What you are asked to do → Find the string "Aged" in the listing and report every line that has it.

####

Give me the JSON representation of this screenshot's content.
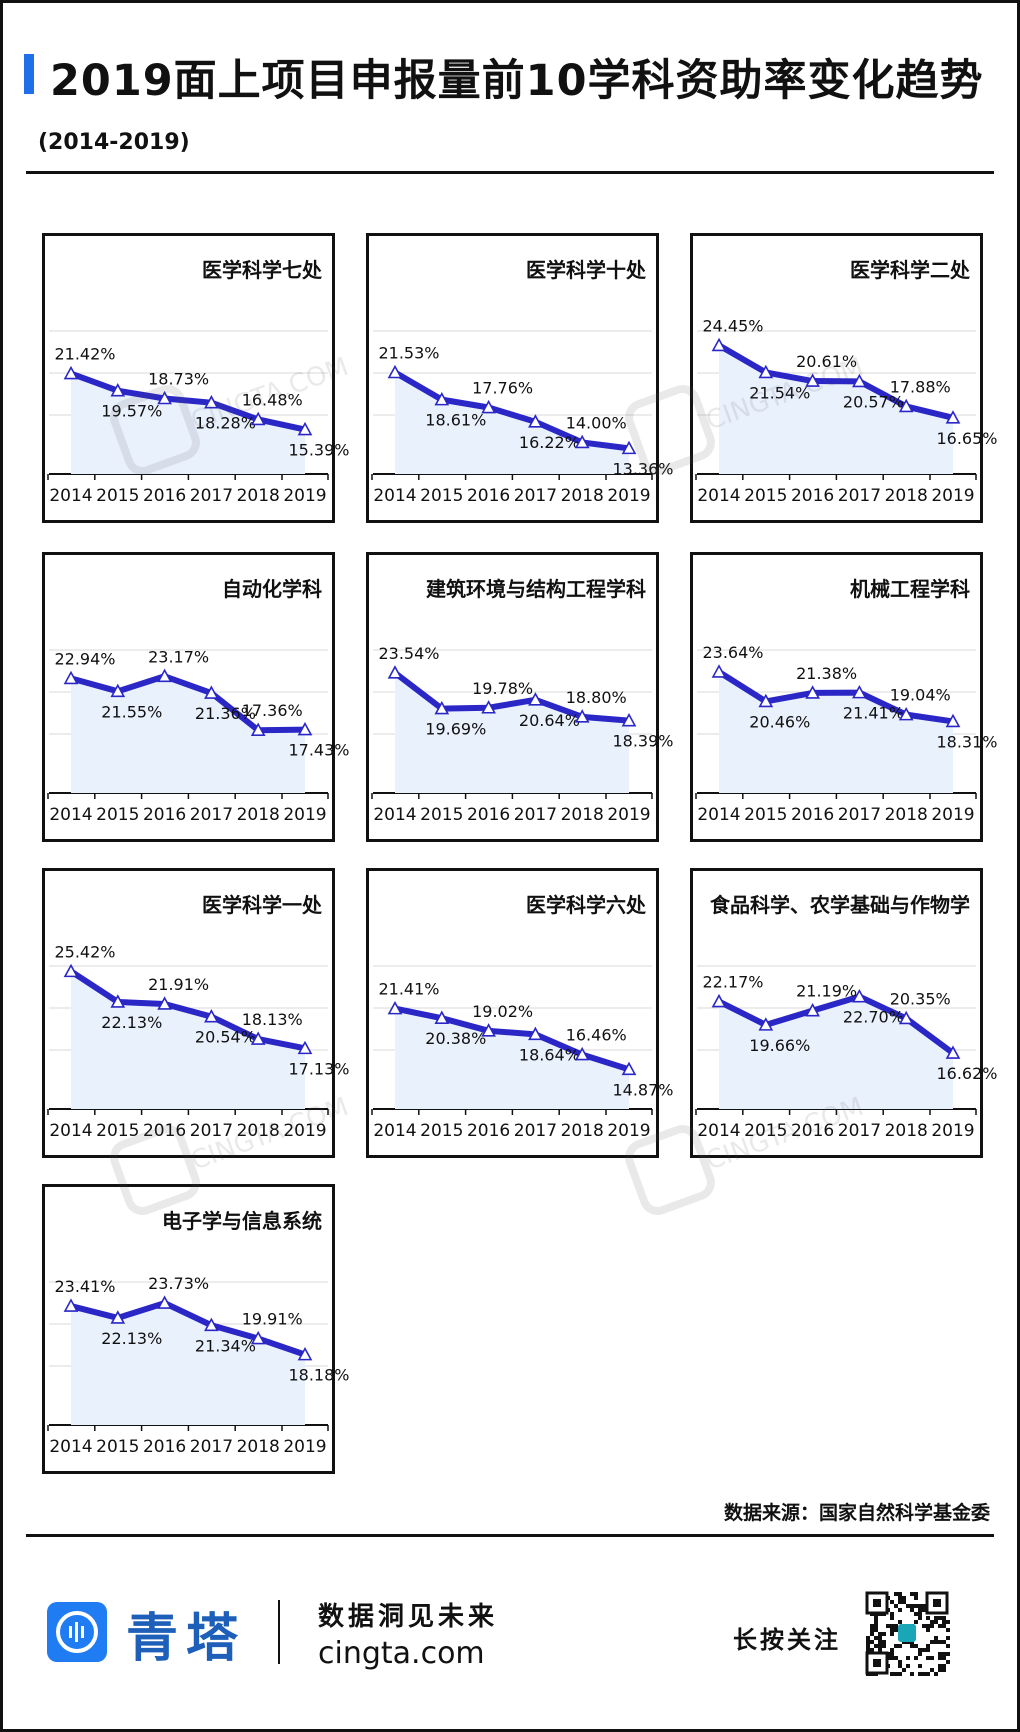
{
  "header": {
    "title": "2019面上项目申报量前10学科资助率变化趋势",
    "subtitle": "(2014-2019)"
  },
  "colors": {
    "accent": "#1f6fe8",
    "line": "#2a27c6",
    "area": "#e9f1fd",
    "grid": "#d8d8d8"
  },
  "chart_data": [
    {
      "type": "line",
      "title": "医学科学七处",
      "categories": [
        "2014",
        "2015",
        "2016",
        "2017",
        "2018",
        "2019"
      ],
      "values": [
        21.42,
        19.57,
        18.73,
        18.28,
        16.48,
        15.39
      ],
      "labels": [
        "21.42%",
        "19.57%",
        "18.73%",
        "18.28%",
        "16.48%",
        "15.39%"
      ]
    },
    {
      "type": "line",
      "title": "医学科学十处",
      "categories": [
        "2014",
        "2015",
        "2016",
        "2017",
        "2018",
        "2019"
      ],
      "values": [
        21.53,
        18.61,
        17.76,
        16.22,
        14.0,
        13.36
      ],
      "labels": [
        "21.53%",
        "18.61%",
        "17.76%",
        "16.22%",
        "14.00%",
        "13.36%"
      ]
    },
    {
      "type": "line",
      "title": "医学科学二处",
      "categories": [
        "2014",
        "2015",
        "2016",
        "2017",
        "2018",
        "2019"
      ],
      "values": [
        24.45,
        21.54,
        20.61,
        20.57,
        17.88,
        16.65
      ],
      "labels": [
        "24.45%",
        "21.54%",
        "20.61%",
        "20.57%",
        "17.88%",
        "16.65%"
      ]
    },
    {
      "type": "line",
      "title": "自动化学科",
      "categories": [
        "2014",
        "2015",
        "2016",
        "2017",
        "2018",
        "2019"
      ],
      "values": [
        22.94,
        21.55,
        23.17,
        21.36,
        17.36,
        17.43
      ],
      "labels": [
        "22.94%",
        "21.55%",
        "23.17%",
        "21.36%",
        "17.36%",
        "17.43%"
      ]
    },
    {
      "type": "line",
      "title": "建筑环境与结构工程学科",
      "categories": [
        "2014",
        "2015",
        "2016",
        "2017",
        "2018",
        "2019"
      ],
      "values": [
        23.54,
        19.69,
        19.78,
        20.64,
        18.8,
        18.39
      ],
      "labels": [
        "23.54%",
        "19.69%",
        "19.78%",
        "20.64%",
        "18.80%",
        "18.39%"
      ]
    },
    {
      "type": "line",
      "title": "机械工程学科",
      "categories": [
        "2014",
        "2015",
        "2016",
        "2017",
        "2018",
        "2019"
      ],
      "values": [
        23.64,
        20.46,
        21.38,
        21.41,
        19.04,
        18.31
      ],
      "labels": [
        "23.64%",
        "20.46%",
        "21.38%",
        "21.41%",
        "19.04%",
        "18.31%"
      ]
    },
    {
      "type": "line",
      "title": "医学科学一处",
      "categories": [
        "2014",
        "2015",
        "2016",
        "2017",
        "2018",
        "2019"
      ],
      "values": [
        25.42,
        22.13,
        21.91,
        20.54,
        18.13,
        17.13
      ],
      "labels": [
        "25.42%",
        "22.13%",
        "21.91%",
        "20.54%",
        "18.13%",
        "17.13%"
      ]
    },
    {
      "type": "line",
      "title": "医学科学六处",
      "categories": [
        "2014",
        "2015",
        "2016",
        "2017",
        "2018",
        "2019"
      ],
      "values": [
        21.41,
        20.38,
        19.02,
        18.64,
        16.46,
        14.87
      ],
      "labels": [
        "21.41%",
        "20.38%",
        "19.02%",
        "18.64%",
        "16.46%",
        "14.87%"
      ]
    },
    {
      "type": "line",
      "title": "食品科学、农学基础与作物学",
      "categories": [
        "2014",
        "2015",
        "2016",
        "2017",
        "2018",
        "2019"
      ],
      "values": [
        22.17,
        19.66,
        21.19,
        22.7,
        20.35,
        16.62
      ],
      "labels": [
        "22.17%",
        "19.66%",
        "21.19%",
        "22.70%",
        "20.35%",
        "16.62%"
      ]
    },
    {
      "type": "line",
      "title": "电子学与信息系统",
      "categories": [
        "2014",
        "2015",
        "2016",
        "2017",
        "2018",
        "2019"
      ],
      "values": [
        23.41,
        22.13,
        23.73,
        21.34,
        19.91,
        18.18
      ],
      "labels": [
        "23.41%",
        "22.13%",
        "23.73%",
        "21.34%",
        "19.91%",
        "18.18%"
      ]
    }
  ],
  "footer": {
    "source": "数据来源：国家自然科学基金委",
    "brand": "青塔",
    "slogan": "数据洞见未来",
    "site": "cingta.com",
    "follow": "长按关注",
    "watermark_text": "CINGTA.COM"
  }
}
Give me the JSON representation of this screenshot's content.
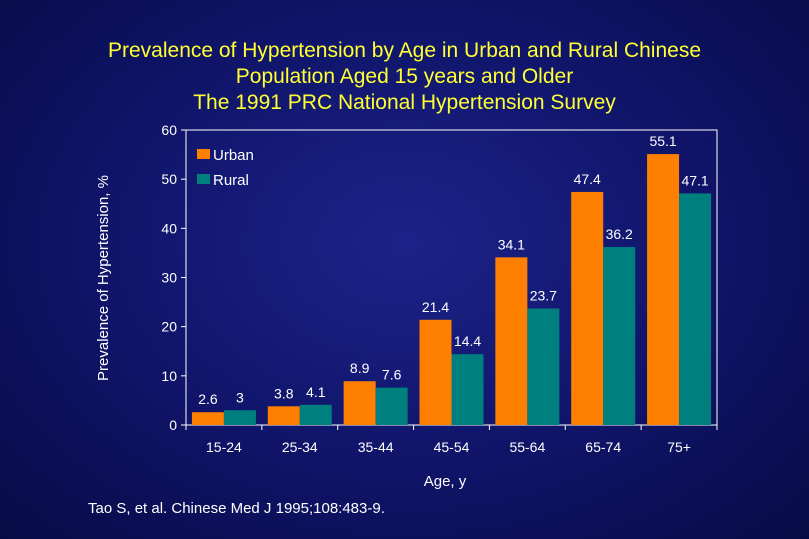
{
  "title_lines": [
    "Prevalence of Hypertension by Age in Urban and Rural Chinese",
    "Population Aged 15 years and Older",
    "The 1991 PRC National Hypertension Survey"
  ],
  "citation": "Tao S, et al. Chinese Med J 1995;108:483-9.",
  "colors": {
    "urban": "#ff8000",
    "rural": "#007f7f",
    "title": "#ffff33"
  },
  "chart_data": {
    "type": "bar",
    "title": "Prevalence of Hypertension by Age in Urban and Rural Chinese Population Aged 15 years and Older — The 1991 PRC National Hypertension Survey",
    "xlabel": "Age, y",
    "ylabel": "Prevalence of Hypertension, %",
    "ylim": [
      0,
      60
    ],
    "yticks": [
      0,
      10,
      20,
      30,
      40,
      50,
      60
    ],
    "categories": [
      "15-24",
      "25-34",
      "35-44",
      "45-54",
      "55-64",
      "65-74",
      "75+"
    ],
    "series": [
      {
        "name": "Urban",
        "values": [
          2.6,
          3.8,
          8.9,
          21.4,
          34.1,
          47.4,
          55.1
        ],
        "labels": [
          "2.6",
          "3.8",
          "8.9",
          "21.4",
          "34.1",
          "47.4",
          "55.1"
        ]
      },
      {
        "name": "Rural",
        "values": [
          3,
          4.1,
          7.6,
          14.4,
          23.7,
          36.2,
          47.1
        ],
        "labels": [
          "3",
          "4.1",
          "7.6",
          "14.4",
          "23.7",
          "36.2",
          "47.1"
        ]
      }
    ],
    "legend_position": "top-left"
  }
}
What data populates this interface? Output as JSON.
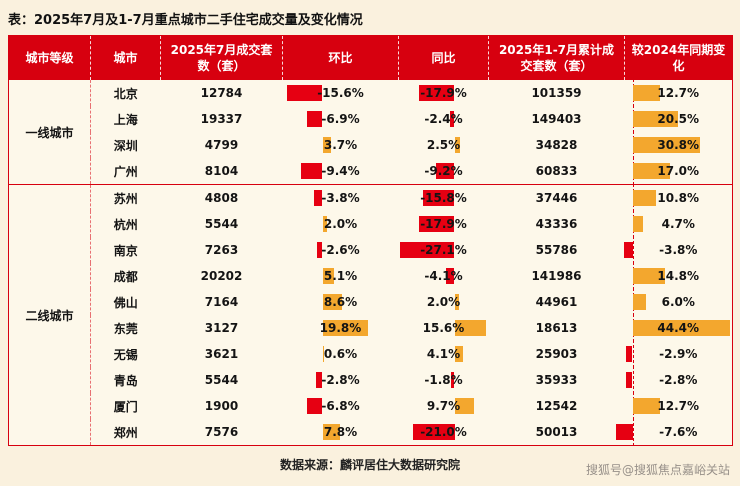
{
  "source": "数据来源：麟评居住大数据研究院",
  "watermark": "搜狐号@搜狐焦点嘉峪关站",
  "colors": {
    "header_red": "#d7000f",
    "bar_negative": "#e60012",
    "bar_positive": "#f3a72e",
    "background": "#faf1de"
  },
  "chart_data": {
    "type": "table",
    "title": "表：2025年7月及1-7月重点城市二手住宅成交量及变化情况",
    "columns": [
      "城市等级",
      "城市",
      "2025年7月成交套数（套）",
      "环比",
      "同比",
      "2025年1-7月累计成交套数（套）",
      "较2024年同期变化"
    ],
    "bar_value_unit": "%",
    "groups": [
      {
        "tier": "一线城市",
        "rows": [
          {
            "city": "北京",
            "jul": "12784",
            "mom": -15.6,
            "yoy": -17.9,
            "cum": "101359",
            "chg": 12.7
          },
          {
            "city": "上海",
            "jul": "19337",
            "mom": -6.9,
            "yoy": -2.4,
            "cum": "149403",
            "chg": 20.5
          },
          {
            "city": "深圳",
            "jul": "4799",
            "mom": 3.7,
            "yoy": 2.5,
            "cum": "34828",
            "chg": 30.8
          },
          {
            "city": "广州",
            "jul": "8104",
            "mom": -9.4,
            "yoy": -9.2,
            "cum": "60833",
            "chg": 17.0
          }
        ]
      },
      {
        "tier": "二线城市",
        "rows": [
          {
            "city": "苏州",
            "jul": "4808",
            "mom": -3.8,
            "yoy": -15.8,
            "cum": "37446",
            "chg": 10.8
          },
          {
            "city": "杭州",
            "jul": "5544",
            "mom": 2.0,
            "yoy": -17.9,
            "cum": "43336",
            "chg": 4.7
          },
          {
            "city": "南京",
            "jul": "7263",
            "mom": -2.6,
            "yoy": -27.1,
            "cum": "55786",
            "chg": -3.8
          },
          {
            "city": "成都",
            "jul": "20202",
            "mom": 5.1,
            "yoy": -4.1,
            "cum": "141986",
            "chg": 14.8
          },
          {
            "city": "佛山",
            "jul": "7164",
            "mom": 8.6,
            "yoy": 2.0,
            "cum": "44961",
            "chg": 6.0
          },
          {
            "city": "东莞",
            "jul": "3127",
            "mom": 19.8,
            "yoy": 15.6,
            "cum": "18613",
            "chg": 44.4
          },
          {
            "city": "无锡",
            "jul": "3621",
            "mom": 0.6,
            "yoy": 4.1,
            "cum": "25903",
            "chg": -2.9
          },
          {
            "city": "青岛",
            "jul": "5544",
            "mom": -2.8,
            "yoy": -1.8,
            "cum": "35933",
            "chg": -2.8
          },
          {
            "city": "厦门",
            "jul": "1900",
            "mom": -6.8,
            "yoy": 9.7,
            "cum": "12542",
            "chg": 12.7
          },
          {
            "city": "郑州",
            "jul": "7576",
            "mom": 7.8,
            "yoy": -21.0,
            "cum": "50013",
            "chg": -7.6
          }
        ]
      }
    ]
  }
}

####

Response below →
    "Population Aged 15 years and Older",
    "title": "Prevalence of Hypertension by Age in Urban and Rural Chinese Population Aged 15 years and Older — The 1991 PRC National Hypertension Survey",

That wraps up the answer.